▶ **What you should do**: Copy out each line that mentions the word "East".

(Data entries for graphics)

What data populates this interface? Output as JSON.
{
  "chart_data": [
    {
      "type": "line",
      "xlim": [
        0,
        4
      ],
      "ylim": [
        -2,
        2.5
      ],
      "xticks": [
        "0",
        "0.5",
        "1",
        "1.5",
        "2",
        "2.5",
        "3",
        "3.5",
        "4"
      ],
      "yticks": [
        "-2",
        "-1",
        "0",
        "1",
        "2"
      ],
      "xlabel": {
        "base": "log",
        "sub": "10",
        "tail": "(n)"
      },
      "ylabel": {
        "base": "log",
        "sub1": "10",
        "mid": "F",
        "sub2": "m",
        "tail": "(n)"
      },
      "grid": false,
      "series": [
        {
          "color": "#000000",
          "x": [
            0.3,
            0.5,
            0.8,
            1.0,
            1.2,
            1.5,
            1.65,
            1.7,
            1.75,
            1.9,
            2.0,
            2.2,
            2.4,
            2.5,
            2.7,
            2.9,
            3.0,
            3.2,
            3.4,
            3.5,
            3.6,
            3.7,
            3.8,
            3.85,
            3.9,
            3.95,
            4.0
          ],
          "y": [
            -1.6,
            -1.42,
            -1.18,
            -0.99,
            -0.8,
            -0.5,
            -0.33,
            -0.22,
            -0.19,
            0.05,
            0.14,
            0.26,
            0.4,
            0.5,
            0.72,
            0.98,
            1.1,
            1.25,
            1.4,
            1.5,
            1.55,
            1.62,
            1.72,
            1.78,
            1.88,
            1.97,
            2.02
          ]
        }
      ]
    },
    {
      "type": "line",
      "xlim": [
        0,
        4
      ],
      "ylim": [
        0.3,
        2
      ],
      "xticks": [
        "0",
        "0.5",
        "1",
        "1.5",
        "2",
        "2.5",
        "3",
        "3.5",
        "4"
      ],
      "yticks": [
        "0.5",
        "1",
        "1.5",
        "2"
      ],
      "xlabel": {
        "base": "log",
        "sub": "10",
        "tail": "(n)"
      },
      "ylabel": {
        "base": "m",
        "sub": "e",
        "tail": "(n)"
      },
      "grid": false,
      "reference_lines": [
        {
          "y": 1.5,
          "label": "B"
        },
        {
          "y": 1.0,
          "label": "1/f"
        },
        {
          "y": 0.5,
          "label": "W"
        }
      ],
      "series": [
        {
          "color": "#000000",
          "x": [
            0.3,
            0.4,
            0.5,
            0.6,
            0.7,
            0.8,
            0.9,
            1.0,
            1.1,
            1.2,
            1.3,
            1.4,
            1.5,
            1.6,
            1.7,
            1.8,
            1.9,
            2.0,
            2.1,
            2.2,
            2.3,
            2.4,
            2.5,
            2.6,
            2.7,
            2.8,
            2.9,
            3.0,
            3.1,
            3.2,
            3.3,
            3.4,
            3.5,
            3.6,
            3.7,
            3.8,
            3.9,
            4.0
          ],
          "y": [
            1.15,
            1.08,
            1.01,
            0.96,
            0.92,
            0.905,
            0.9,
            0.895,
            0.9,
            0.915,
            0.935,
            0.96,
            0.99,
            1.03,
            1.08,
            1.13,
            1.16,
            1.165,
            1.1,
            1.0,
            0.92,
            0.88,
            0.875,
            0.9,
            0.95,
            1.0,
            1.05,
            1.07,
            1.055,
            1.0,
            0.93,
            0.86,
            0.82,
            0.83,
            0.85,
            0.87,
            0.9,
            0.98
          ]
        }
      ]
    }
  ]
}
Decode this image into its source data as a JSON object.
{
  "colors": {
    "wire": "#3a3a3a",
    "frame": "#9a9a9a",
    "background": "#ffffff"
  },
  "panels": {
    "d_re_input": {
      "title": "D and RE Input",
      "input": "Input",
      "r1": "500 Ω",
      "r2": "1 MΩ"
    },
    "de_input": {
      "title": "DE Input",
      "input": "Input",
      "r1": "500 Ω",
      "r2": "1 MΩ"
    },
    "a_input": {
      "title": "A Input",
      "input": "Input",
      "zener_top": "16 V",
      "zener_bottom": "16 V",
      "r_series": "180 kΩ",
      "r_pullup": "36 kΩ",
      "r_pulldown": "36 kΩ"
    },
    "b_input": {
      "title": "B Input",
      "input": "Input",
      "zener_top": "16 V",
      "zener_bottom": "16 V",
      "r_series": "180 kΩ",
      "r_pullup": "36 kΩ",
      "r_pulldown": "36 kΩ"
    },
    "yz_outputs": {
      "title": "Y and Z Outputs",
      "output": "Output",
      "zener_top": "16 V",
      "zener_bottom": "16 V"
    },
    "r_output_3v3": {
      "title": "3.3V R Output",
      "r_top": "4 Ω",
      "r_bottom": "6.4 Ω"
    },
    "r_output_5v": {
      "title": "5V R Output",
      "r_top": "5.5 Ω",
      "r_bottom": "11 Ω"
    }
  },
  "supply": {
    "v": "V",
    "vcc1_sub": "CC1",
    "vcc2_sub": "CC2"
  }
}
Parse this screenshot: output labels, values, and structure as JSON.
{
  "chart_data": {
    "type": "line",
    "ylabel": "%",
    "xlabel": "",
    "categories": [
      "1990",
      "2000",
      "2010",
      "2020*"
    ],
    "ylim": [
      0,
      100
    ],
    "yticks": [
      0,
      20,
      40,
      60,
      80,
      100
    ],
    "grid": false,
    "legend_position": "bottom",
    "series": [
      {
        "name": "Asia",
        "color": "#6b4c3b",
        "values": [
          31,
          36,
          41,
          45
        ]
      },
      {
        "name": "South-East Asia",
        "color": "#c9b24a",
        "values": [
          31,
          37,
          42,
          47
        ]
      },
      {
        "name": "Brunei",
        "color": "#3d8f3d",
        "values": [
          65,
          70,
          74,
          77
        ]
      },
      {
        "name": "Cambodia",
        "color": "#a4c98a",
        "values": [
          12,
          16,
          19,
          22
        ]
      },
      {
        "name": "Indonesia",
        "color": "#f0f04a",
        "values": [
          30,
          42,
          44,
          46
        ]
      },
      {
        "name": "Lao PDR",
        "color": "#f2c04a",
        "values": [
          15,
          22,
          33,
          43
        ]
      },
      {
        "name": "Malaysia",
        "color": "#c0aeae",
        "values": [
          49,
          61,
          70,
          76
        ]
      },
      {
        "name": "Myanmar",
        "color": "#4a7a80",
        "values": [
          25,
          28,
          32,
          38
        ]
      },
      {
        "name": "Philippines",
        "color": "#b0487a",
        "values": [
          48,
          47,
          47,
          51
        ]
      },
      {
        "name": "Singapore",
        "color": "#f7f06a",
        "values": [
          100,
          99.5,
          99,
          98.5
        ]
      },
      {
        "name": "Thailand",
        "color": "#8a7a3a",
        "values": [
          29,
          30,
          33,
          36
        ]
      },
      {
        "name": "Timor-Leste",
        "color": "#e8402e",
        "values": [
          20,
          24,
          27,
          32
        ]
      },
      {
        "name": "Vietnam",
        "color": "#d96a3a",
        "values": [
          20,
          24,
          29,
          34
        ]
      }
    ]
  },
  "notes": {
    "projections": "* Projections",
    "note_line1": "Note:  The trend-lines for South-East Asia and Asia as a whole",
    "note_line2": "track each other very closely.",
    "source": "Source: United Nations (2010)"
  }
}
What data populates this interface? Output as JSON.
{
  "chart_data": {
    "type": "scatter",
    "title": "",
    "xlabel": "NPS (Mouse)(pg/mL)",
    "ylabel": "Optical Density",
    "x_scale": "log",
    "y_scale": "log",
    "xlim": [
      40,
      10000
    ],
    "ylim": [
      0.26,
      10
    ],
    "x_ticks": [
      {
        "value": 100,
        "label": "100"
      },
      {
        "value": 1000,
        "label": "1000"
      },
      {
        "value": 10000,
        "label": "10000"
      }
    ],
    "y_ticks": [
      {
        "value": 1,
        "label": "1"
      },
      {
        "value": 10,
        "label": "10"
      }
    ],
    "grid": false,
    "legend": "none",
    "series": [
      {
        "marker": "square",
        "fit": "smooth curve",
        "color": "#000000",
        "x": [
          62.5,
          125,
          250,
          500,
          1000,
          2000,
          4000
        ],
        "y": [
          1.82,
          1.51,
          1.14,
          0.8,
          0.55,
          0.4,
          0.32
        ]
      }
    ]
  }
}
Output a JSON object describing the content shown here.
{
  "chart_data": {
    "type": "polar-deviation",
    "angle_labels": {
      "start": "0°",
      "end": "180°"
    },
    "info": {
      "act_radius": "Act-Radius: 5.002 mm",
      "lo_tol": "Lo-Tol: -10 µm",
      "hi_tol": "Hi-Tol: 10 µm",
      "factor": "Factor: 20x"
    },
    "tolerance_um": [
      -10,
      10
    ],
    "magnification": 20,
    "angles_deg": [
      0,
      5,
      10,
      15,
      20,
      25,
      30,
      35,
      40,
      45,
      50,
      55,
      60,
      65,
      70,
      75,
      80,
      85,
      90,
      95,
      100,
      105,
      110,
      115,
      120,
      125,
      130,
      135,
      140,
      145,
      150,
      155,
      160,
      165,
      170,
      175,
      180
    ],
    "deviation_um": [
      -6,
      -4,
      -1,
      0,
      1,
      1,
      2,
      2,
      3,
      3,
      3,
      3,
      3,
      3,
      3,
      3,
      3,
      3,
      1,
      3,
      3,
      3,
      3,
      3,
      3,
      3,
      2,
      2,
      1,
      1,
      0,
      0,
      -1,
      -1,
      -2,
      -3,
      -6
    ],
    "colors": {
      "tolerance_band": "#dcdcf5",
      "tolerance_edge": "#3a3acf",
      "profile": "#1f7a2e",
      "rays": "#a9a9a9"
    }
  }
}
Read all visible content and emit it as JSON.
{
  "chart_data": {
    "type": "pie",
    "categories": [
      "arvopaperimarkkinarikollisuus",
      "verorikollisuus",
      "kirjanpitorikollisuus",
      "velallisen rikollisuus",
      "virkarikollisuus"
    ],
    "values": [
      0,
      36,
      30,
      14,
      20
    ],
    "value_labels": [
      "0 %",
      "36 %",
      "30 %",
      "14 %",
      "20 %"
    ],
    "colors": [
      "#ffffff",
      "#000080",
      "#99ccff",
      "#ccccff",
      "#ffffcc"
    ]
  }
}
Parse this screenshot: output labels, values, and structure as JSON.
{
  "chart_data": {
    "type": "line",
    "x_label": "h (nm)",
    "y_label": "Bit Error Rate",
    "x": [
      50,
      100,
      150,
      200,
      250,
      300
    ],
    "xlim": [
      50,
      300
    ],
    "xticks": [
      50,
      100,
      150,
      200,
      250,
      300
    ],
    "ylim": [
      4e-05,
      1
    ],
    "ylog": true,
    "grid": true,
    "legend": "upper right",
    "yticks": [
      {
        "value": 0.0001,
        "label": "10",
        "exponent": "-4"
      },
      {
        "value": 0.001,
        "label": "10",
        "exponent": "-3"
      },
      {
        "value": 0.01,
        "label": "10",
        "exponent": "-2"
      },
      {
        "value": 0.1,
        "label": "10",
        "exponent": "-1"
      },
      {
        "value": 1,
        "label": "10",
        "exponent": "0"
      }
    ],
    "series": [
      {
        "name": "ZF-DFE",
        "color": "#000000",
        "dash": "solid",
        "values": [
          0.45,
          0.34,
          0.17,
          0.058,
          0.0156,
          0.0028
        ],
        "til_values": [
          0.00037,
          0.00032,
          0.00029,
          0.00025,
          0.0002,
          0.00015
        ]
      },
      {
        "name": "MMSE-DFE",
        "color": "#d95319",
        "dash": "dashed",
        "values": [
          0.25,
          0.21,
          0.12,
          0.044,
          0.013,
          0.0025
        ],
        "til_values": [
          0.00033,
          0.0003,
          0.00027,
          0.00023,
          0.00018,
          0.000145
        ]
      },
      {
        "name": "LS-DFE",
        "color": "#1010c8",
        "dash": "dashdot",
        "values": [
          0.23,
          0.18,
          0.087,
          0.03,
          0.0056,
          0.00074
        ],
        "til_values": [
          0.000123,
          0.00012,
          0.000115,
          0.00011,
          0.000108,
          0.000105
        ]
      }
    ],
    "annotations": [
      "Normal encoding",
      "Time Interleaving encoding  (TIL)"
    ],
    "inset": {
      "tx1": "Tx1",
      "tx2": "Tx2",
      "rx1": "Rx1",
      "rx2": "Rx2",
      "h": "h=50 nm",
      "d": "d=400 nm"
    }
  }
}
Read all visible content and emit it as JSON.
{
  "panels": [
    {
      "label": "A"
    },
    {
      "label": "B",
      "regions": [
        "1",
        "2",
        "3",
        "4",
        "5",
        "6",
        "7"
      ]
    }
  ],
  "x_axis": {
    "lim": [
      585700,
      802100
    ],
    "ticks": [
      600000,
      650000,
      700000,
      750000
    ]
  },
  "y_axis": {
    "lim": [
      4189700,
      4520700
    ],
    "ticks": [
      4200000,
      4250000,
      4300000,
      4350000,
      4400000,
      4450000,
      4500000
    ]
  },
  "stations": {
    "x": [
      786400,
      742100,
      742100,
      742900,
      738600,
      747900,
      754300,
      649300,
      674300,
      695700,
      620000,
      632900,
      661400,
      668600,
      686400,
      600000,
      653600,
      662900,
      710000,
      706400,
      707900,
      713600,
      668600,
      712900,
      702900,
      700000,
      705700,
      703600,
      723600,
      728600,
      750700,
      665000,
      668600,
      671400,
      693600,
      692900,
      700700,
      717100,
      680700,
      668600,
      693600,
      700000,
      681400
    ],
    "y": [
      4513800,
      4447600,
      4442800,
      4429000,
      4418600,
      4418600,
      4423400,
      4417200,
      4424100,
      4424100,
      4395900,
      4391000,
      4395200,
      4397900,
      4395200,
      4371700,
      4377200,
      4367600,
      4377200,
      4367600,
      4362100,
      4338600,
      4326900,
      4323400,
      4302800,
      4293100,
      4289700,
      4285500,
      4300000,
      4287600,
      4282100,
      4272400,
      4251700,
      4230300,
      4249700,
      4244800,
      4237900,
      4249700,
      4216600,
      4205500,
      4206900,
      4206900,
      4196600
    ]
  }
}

▶ **Right answer**:
        "name": "South-East Asia",
    "note_line1": "Note:  The trend-lines for South-East Asia and Asia as a whole",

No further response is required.